__Objective__.
The listing must be reproduced in full, exactly as it stands.

__Dataset content__.
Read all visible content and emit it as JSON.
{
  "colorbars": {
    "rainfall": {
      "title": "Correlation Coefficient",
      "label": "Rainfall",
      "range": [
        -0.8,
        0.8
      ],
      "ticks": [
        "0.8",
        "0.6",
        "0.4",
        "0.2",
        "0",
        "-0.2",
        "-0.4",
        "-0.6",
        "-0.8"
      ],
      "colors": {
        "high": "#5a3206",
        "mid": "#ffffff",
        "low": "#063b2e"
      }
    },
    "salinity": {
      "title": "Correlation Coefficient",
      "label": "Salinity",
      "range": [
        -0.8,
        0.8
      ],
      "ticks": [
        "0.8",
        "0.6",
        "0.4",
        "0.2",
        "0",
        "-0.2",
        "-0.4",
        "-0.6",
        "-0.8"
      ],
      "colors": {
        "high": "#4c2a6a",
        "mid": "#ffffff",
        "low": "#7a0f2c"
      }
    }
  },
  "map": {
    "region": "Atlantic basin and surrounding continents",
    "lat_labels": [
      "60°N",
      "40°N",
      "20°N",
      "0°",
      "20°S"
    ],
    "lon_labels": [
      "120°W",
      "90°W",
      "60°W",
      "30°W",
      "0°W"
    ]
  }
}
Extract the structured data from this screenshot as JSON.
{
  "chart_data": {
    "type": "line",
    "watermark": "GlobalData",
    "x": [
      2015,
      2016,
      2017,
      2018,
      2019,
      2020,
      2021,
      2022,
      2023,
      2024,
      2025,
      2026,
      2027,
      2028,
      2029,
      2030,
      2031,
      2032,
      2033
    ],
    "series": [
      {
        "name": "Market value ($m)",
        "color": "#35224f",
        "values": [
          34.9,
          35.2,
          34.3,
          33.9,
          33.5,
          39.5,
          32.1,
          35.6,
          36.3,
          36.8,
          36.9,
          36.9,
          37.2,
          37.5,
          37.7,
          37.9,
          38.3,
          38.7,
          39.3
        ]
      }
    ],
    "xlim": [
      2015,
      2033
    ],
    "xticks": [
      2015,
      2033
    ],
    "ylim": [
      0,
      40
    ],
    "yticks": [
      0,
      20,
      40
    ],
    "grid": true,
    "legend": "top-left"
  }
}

__Result of this task__.
Read all visible content and emit it as JSON.
{
  "colorbars": {
    "rainfall": {
      "title": "Correlation Coefficient",
      "label": "Rainfall",
      "range": [
        -0.8,
        0.8
      ],
      "ticks": [
        "0.8",
        "0.6",
        "0.4",
        "0.2",
        "0",
        "-0.2",
        "-0.4",
        "-0.6",
        "-0.8"
      ],
      "colors": {
        "high": "#5a3206",
        "mid": "#ffffff",
        "low": "#063b2e"
      }
    },
    "salinity": {
      "title": "Correlation Coefficient",
      "label": "Salinity",
      "range": [
        -0.8,
        0.8
      ],
      "ticks": [
        "0.8",
        "0.6",
        "0.4",
        "0.2",
        "0",
        "-0.2",
        "-0.4",
        "-0.6",
        "-0.8"
      ],
      "colors": {
        "high": "#4c2a6a",
        "mid": "#ffffff",
        "low": "#7a0f2c"
      }
    }
  },
  "map": {
    "region": "Atlantic basin and surrounding continents",
    "lat_labels": [
      "60°N",
      "40°N",
      "20°N",
      "0°",
      "20°S"
    ],
    "lon_labels": [
      "120°W",
      "90°W",
      "60°W",
      "30°W",
      "0°W"
    ]
  }
}
Extract the structured data from this screenshot as JSON.
{
  "chart_data": {
    "type": "line",
    "watermark": "GlobalData",
    "x": [
      2015,
      2016,
      2017,
      2018,
      2019,
      2020,
      2021,
      2022,
      2023,
      2024,
      2025,
      2026,
      2027,
      2028,
      2029,
      2030,
      2031,
      2032,
      2033
    ],
    "series": [
      {
        "name": "Market value ($m)",
        "color": "#35224f",
        "values": [
          34.9,
          35.2,
          34.3,
          33.9,
          33.5,
          39.5,
          32.1,
          35.6,
          36.3,
          36.8,
          36.9,
          36.9,
          37.2,
          37.5,
          37.7,
          37.9,
          38.3,
          38.7,
          39.3
        ]
      }
    ],
    "xlim": [
      2015,
      2033
    ],
    "xticks": [
      2015,
      2033
    ],
    "ylim": [
      0,
      40
    ],
    "yticks": [
      0,
      20,
      40
    ],
    "grid": true,
    "legend": "top-left"
  }
}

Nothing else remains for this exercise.